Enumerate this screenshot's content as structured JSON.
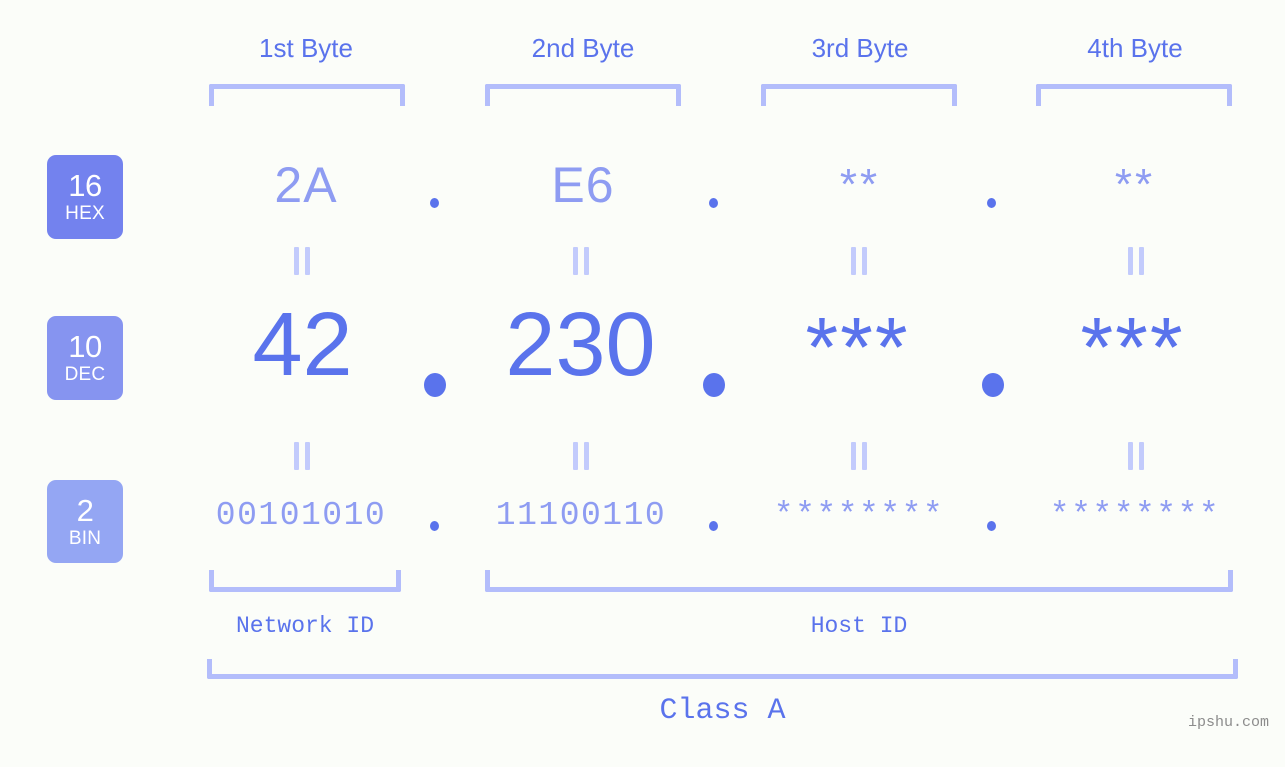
{
  "header": {
    "byte_labels": [
      "1st Byte",
      "2nd Byte",
      "3rd Byte",
      "4th Byte"
    ]
  },
  "bases": [
    {
      "number": "16",
      "name": "HEX",
      "color": "#7382ee"
    },
    {
      "number": "10",
      "name": "DEC",
      "color": "#8694f0"
    },
    {
      "number": "2",
      "name": "BIN",
      "color": "#94a6f3"
    }
  ],
  "rows": {
    "hex": {
      "values": [
        "2A",
        "E6",
        "**",
        "**"
      ],
      "separator": "."
    },
    "dec": {
      "values": [
        "42",
        "230",
        "***",
        "***"
      ],
      "separator": "."
    },
    "bin": {
      "values": [
        "00101010",
        "11100110",
        "********",
        "********"
      ],
      "separator": "."
    }
  },
  "equals_marker": "||",
  "footer": {
    "network_id_label": "Network ID",
    "host_id_label": "Host ID",
    "class_label": "Class A"
  },
  "watermark": "ipshu.com",
  "colors": {
    "background": "#fbfdf9",
    "accent": "#5a73ec",
    "accent_light": "#8e9cf2",
    "bracket": "#b3bdfb",
    "eqbar": "#c2cbfc",
    "watermark": "#8c8c8c"
  }
}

▬▬▬▬▬▬

### Brief:
Reproduce every record above exactly, but leave out the pictures.

### Written solution:
Enumerate this screenshot's content as structured JSON.
{
  "header": {
    "byte_labels": [
      "1st Byte",
      "2nd Byte",
      "3rd Byte",
      "4th Byte"
    ]
  },
  "bases": [
    {
      "number": "16",
      "name": "HEX",
      "color": "#7382ee"
    },
    {
      "number": "10",
      "name": "DEC",
      "color": "#8694f0"
    },
    {
      "number": "2",
      "name": "BIN",
      "color": "#94a6f3"
    }
  ],
  "rows": {
    "hex": {
      "values": [
        "2A",
        "E6",
        "**",
        "**"
      ],
      "separator": "."
    },
    "dec": {
      "values": [
        "42",
        "230",
        "***",
        "***"
      ],
      "separator": "."
    },
    "bin": {
      "values": [
        "00101010",
        "11100110",
        "********",
        "********"
      ],
      "separator": "."
    }
  },
  "equals_marker": "||",
  "footer": {
    "network_id_label": "Network ID",
    "host_id_label": "Host ID",
    "class_label": "Class A"
  },
  "watermark": "ipshu.com",
  "colors": {
    "background": "#fbfdf9",
    "accent": "#5a73ec",
    "accent_light": "#8e9cf2",
    "bracket": "#b3bdfb",
    "eqbar": "#c2cbfc",
    "watermark": "#8c8c8c"
  }
}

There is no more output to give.